To do: The listing below should be printed exactly, every line of it. Skip the pictures.
--- BEGIN Data in this exercise ---
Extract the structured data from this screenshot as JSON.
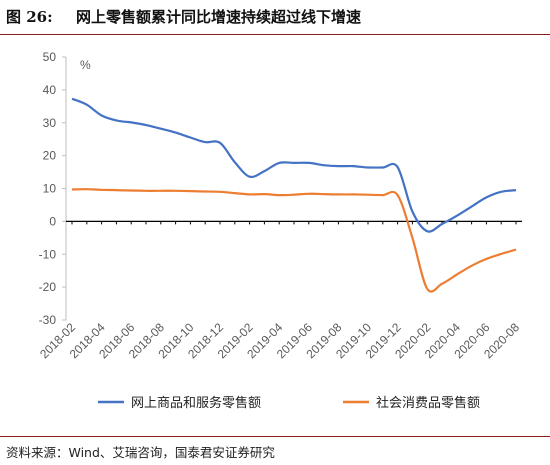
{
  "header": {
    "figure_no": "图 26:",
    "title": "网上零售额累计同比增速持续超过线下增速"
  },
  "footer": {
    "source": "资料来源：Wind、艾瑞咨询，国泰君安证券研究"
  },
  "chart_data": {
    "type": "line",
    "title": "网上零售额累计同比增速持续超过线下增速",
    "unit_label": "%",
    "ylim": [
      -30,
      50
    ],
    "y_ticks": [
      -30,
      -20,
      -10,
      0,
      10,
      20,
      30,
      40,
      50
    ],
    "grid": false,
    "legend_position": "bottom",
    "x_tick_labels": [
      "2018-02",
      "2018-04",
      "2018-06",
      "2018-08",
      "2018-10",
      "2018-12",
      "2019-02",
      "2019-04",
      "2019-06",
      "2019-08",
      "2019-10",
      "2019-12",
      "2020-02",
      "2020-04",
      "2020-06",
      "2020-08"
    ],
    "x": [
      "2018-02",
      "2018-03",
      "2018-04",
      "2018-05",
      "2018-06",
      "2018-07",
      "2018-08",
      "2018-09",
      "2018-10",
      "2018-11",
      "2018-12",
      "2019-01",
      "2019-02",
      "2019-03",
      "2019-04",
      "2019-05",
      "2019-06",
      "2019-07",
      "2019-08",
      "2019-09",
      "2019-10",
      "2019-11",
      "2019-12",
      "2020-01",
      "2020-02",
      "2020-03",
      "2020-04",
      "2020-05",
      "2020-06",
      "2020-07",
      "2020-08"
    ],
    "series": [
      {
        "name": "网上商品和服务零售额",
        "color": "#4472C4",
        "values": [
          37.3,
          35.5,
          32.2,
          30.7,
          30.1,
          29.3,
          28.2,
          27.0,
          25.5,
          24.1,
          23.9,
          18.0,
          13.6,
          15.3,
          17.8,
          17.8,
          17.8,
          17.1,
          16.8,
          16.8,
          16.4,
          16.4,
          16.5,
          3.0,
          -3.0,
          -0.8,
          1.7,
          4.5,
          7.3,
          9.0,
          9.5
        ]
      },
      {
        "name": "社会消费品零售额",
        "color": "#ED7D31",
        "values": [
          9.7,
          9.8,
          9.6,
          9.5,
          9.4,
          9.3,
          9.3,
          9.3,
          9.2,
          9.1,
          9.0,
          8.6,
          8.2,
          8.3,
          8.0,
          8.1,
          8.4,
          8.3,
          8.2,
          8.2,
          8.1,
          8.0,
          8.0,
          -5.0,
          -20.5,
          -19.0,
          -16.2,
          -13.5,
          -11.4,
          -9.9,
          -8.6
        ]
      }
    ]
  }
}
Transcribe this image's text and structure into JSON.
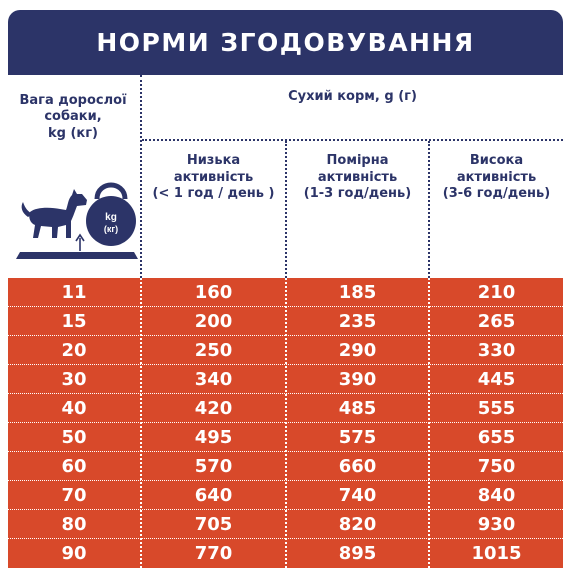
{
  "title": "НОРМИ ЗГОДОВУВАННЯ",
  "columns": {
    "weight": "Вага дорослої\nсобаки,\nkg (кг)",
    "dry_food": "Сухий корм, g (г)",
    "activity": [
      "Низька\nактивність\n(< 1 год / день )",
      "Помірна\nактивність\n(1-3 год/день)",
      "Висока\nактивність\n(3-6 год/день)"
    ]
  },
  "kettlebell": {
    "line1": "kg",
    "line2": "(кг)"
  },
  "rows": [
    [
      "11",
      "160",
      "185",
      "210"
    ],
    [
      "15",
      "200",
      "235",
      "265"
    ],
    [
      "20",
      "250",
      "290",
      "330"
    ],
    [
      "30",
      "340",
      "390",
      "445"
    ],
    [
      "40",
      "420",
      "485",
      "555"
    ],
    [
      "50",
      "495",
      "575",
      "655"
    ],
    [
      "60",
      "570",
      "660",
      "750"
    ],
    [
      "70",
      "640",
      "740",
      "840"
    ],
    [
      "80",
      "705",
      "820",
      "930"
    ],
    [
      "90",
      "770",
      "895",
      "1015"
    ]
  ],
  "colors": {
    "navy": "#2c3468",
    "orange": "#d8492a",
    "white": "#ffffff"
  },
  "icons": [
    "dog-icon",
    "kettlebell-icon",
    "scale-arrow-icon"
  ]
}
--- END Data in this exercise ---
Output:
Extract the structured data from this screenshot as JSON.
{
  "header": {
    "figure_no": "图 26:",
    "title": "网上零售额累计同比增速持续超过线下增速"
  },
  "footer": {
    "source": "资料来源：Wind、艾瑞咨询，国泰君安证券研究"
  },
  "chart_data": {
    "type": "line",
    "title": "网上零售额累计同比增速持续超过线下增速",
    "unit_label": "%",
    "ylim": [
      -30,
      50
    ],
    "y_ticks": [
      -30,
      -20,
      -10,
      0,
      10,
      20,
      30,
      40,
      50
    ],
    "grid": false,
    "legend_position": "bottom",
    "x_tick_labels": [
      "2018-02",
      "2018-04",
      "2018-06",
      "2018-08",
      "2018-10",
      "2018-12",
      "2019-02",
      "2019-04",
      "2019-06",
      "2019-08",
      "2019-10",
      "2019-12",
      "2020-02",
      "2020-04",
      "2020-06",
      "2020-08"
    ],
    "x": [
      "2018-02",
      "2018-03",
      "2018-04",
      "2018-05",
      "2018-06",
      "2018-07",
      "2018-08",
      "2018-09",
      "2018-10",
      "2018-11",
      "2018-12",
      "2019-01",
      "2019-02",
      "2019-03",
      "2019-04",
      "2019-05",
      "2019-06",
      "2019-07",
      "2019-08",
      "2019-09",
      "2019-10",
      "2019-11",
      "2019-12",
      "2020-01",
      "2020-02",
      "2020-03",
      "2020-04",
      "2020-05",
      "2020-06",
      "2020-07",
      "2020-08"
    ],
    "series": [
      {
        "name": "网上商品和服务零售额",
        "color": "#4472C4",
        "values": [
          37.3,
          35.5,
          32.2,
          30.7,
          30.1,
          29.3,
          28.2,
          27.0,
          25.5,
          24.1,
          23.9,
          18.0,
          13.6,
          15.3,
          17.8,
          17.8,
          17.8,
          17.1,
          16.8,
          16.8,
          16.4,
          16.4,
          16.5,
          3.0,
          -3.0,
          -0.8,
          1.7,
          4.5,
          7.3,
          9.0,
          9.5
        ]
      },
      {
        "name": "社会消费品零售额",
        "color": "#ED7D31",
        "values": [
          9.7,
          9.8,
          9.6,
          9.5,
          9.4,
          9.3,
          9.3,
          9.3,
          9.2,
          9.1,
          9.0,
          8.6,
          8.2,
          8.3,
          8.0,
          8.1,
          8.4,
          8.3,
          8.2,
          8.2,
          8.1,
          8.0,
          8.0,
          -5.0,
          -20.5,
          -19.0,
          -16.2,
          -13.5,
          -11.4,
          -9.9,
          -8.6
        ]
      }
    ]
  }
}
Transcribe this image's text and structure into JSON.
{
  "title": "НОРМИ ЗГОДОВУВАННЯ",
  "columns": {
    "weight": "Вага дорослої\nсобаки,\nkg (кг)",
    "dry_food": "Сухий корм, g (г)",
    "activity": [
      "Низька\nактивність\n(< 1 год / день )",
      "Помірна\nактивність\n(1-3 год/день)",
      "Висока\nактивність\n(3-6 год/день)"
    ]
  },
  "kettlebell": {
    "line1": "kg",
    "line2": "(кг)"
  },
  "rows": [
    [
      "11",
      "160",
      "185",
      "210"
    ],
    [
      "15",
      "200",
      "235",
      "265"
    ],
    [
      "20",
      "250",
      "290",
      "330"
    ],
    [
      "30",
      "340",
      "390",
      "445"
    ],
    [
      "40",
      "420",
      "485",
      "555"
    ],
    [
      "50",
      "495",
      "575",
      "655"
    ],
    [
      "60",
      "570",
      "660",
      "750"
    ],
    [
      "70",
      "640",
      "740",
      "840"
    ],
    [
      "80",
      "705",
      "820",
      "930"
    ],
    [
      "90",
      "770",
      "895",
      "1015"
    ]
  ],
  "colors": {
    "navy": "#2c3468",
    "orange": "#d8492a",
    "white": "#ffffff"
  },
  "icons": [
    "dog-icon",
    "kettlebell-icon",
    "scale-arrow-icon"
  ]
}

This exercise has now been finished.